►
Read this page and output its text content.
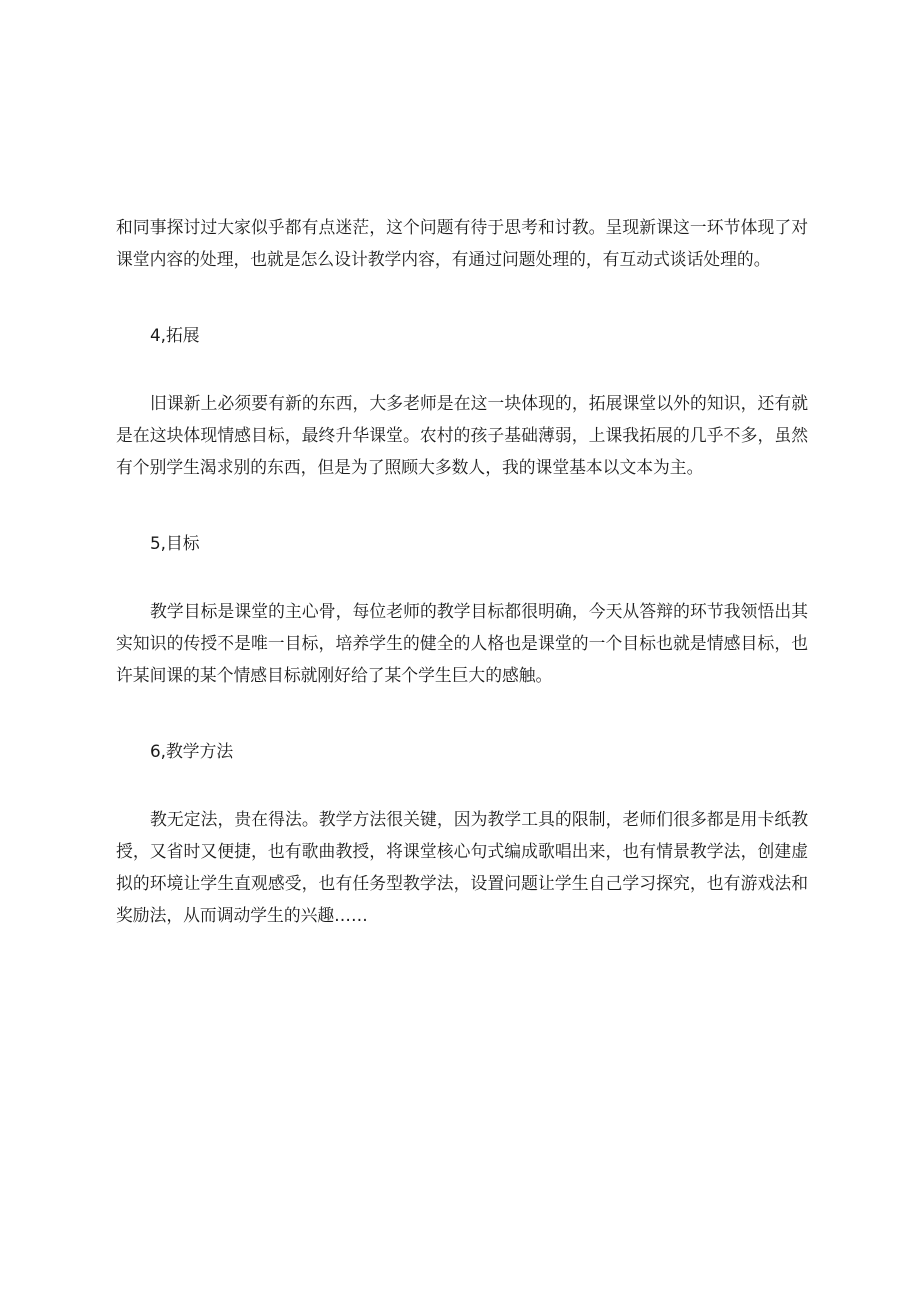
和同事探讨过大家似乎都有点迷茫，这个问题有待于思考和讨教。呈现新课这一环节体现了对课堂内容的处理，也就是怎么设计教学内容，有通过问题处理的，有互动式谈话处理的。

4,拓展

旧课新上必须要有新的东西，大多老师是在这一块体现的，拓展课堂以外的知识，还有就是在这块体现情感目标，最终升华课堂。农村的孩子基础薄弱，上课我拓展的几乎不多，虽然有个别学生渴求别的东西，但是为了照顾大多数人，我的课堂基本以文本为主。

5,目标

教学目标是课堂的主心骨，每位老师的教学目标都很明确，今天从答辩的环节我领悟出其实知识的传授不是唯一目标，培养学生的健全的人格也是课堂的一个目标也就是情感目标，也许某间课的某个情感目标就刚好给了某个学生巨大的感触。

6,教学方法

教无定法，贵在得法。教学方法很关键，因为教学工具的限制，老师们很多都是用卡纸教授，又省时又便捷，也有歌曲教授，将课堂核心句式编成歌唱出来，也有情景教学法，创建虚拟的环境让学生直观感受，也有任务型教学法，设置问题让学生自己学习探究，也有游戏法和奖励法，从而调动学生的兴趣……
◄
Repeat the data exactly, without the pictures.

Read this page and output its text content.
和同事探讨过大家似乎都有点迷茫，这个问题有待于思考和讨教。呈现新课这一环节体现了对课堂内容的处理，也就是怎么设计教学内容，有通过问题处理的，有互动式谈话处理的。

4,拓展

旧课新上必须要有新的东西，大多老师是在这一块体现的，拓展课堂以外的知识，还有就是在这块体现情感目标，最终升华课堂。农村的孩子基础薄弱，上课我拓展的几乎不多，虽然有个别学生渴求别的东西，但是为了照顾大多数人，我的课堂基本以文本为主。

5,目标

教学目标是课堂的主心骨，每位老师的教学目标都很明确，今天从答辩的环节我领悟出其实知识的传授不是唯一目标，培养学生的健全的人格也是课堂的一个目标也就是情感目标，也许某间课的某个情感目标就刚好给了某个学生巨大的感触。

6,教学方法

教无定法，贵在得法。教学方法很关键，因为教学工具的限制，老师们很多都是用卡纸教授，又省时又便捷，也有歌曲教授，将课堂核心句式编成歌唱出来，也有情景教学法，创建虚拟的环境让学生直观感受，也有任务型教学法，设置问题让学生自己学习探究，也有游戏法和奖励法，从而调动学生的兴趣……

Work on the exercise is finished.